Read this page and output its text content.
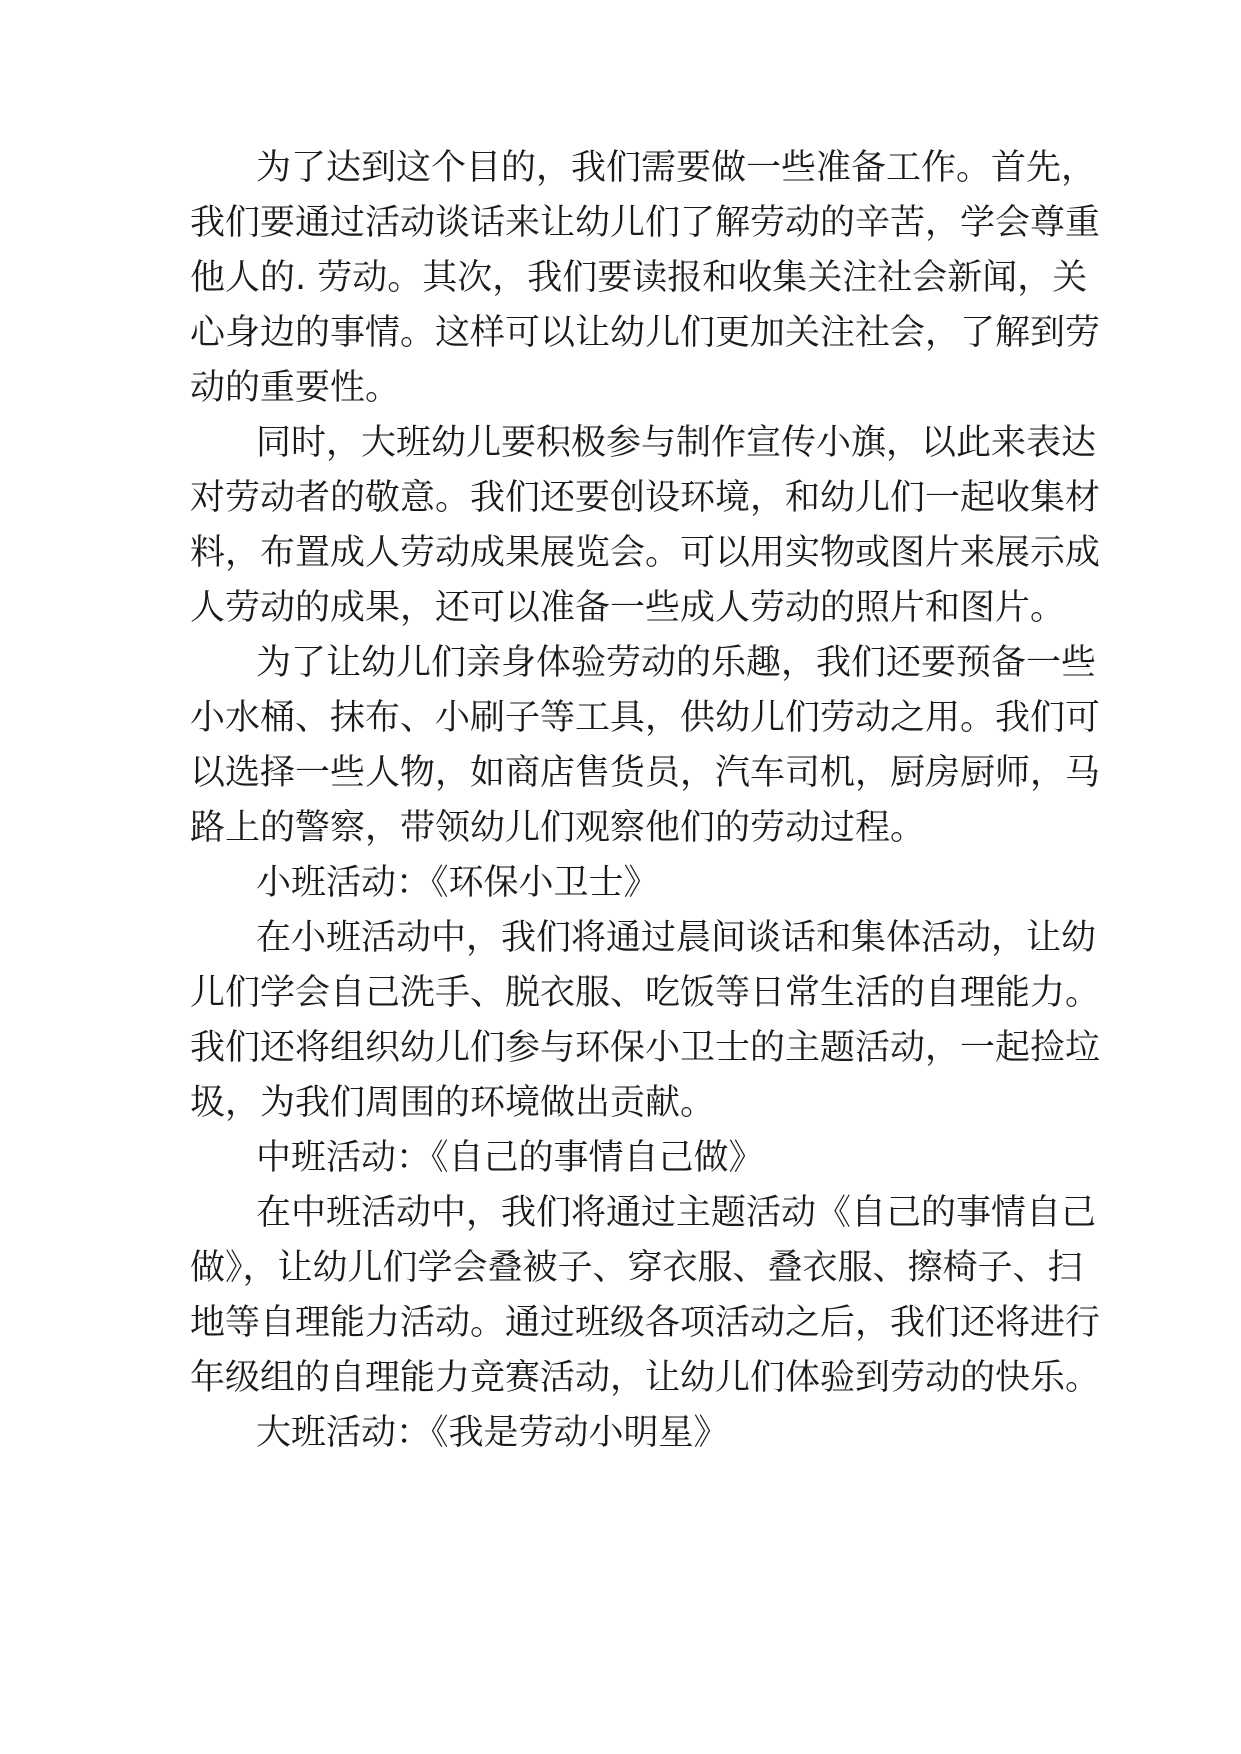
为了达到这个目的，我们需要做一些准备工作。首先，
我们要通过活动谈话来让幼儿们了解劳动的辛苦，学会尊重
他人的. 劳动。其次，我们要读报和收集关注社会新闻，关
心身边的事情。这样可以让幼儿们更加关注社会，了解到劳
动的重要性。
同时，大班幼儿要积极参与制作宣传小旗，以此来表达
对劳动者的敬意。我们还要创设环境，和幼儿们一起收集材
料，布置成人劳动成果展览会。可以用实物或图片来展示成
人劳动的成果，还可以准备一些成人劳动的照片和图片。
为了让幼儿们亲身体验劳动的乐趣，我们还要预备一些
小水桶、抹布、小刷子等工具，供幼儿们劳动之用。我们可
以选择一些人物，如商店售货员，汽车司机，厨房厨师，马
路上的警察，带领幼儿们观察他们的劳动过程。
小班活动：《环保小卫士》
在小班活动中，我们将通过晨间谈话和集体活动，让幼
儿们学会自己洗手、脱衣服、吃饭等日常生活的自理能力。
我们还将组织幼儿们参与环保小卫士的主题活动，一起捡垃
圾，为我们周围的环境做出贡献。
中班活动：《自己的事情自己做》
在中班活动中，我们将通过主题活动《自己的事情自己
做》，让幼儿们学会叠被子、穿衣服、叠衣服、擦椅子、扫
地等自理能力活动。通过班级各项活动之后，我们还将进行
年级组的自理能力竞赛活动，让幼儿们体验到劳动的快乐。
大班活动：《我是劳动小明星》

◆ WHAT TO WORK ON
Retype the data above exactly; pictures are not part of the copy.

◆ FINAL RESULT
Read this page and output its text content.
为了达到这个目的，我们需要做一些准备工作。首先，
我们要通过活动谈话来让幼儿们了解劳动的辛苦，学会尊重
他人的. 劳动。其次，我们要读报和收集关注社会新闻，关
心身边的事情。这样可以让幼儿们更加关注社会，了解到劳
动的重要性。
同时，大班幼儿要积极参与制作宣传小旗，以此来表达
对劳动者的敬意。我们还要创设环境，和幼儿们一起收集材
料，布置成人劳动成果展览会。可以用实物或图片来展示成
人劳动的成果，还可以准备一些成人劳动的照片和图片。
为了让幼儿们亲身体验劳动的乐趣，我们还要预备一些
小水桶、抹布、小刷子等工具，供幼儿们劳动之用。我们可
以选择一些人物，如商店售货员，汽车司机，厨房厨师，马
路上的警察，带领幼儿们观察他们的劳动过程。
小班活动：《环保小卫士》
在小班活动中，我们将通过晨间谈话和集体活动，让幼
儿们学会自己洗手、脱衣服、吃饭等日常生活的自理能力。
我们还将组织幼儿们参与环保小卫士的主题活动，一起捡垃
圾，为我们周围的环境做出贡献。
中班活动：《自己的事情自己做》
在中班活动中，我们将通过主题活动《自己的事情自己
做》，让幼儿们学会叠被子、穿衣服、叠衣服、擦椅子、扫
地等自理能力活动。通过班级各项活动之后，我们还将进行
年级组的自理能力竞赛活动，让幼儿们体验到劳动的快乐。
大班活动：《我是劳动小明星》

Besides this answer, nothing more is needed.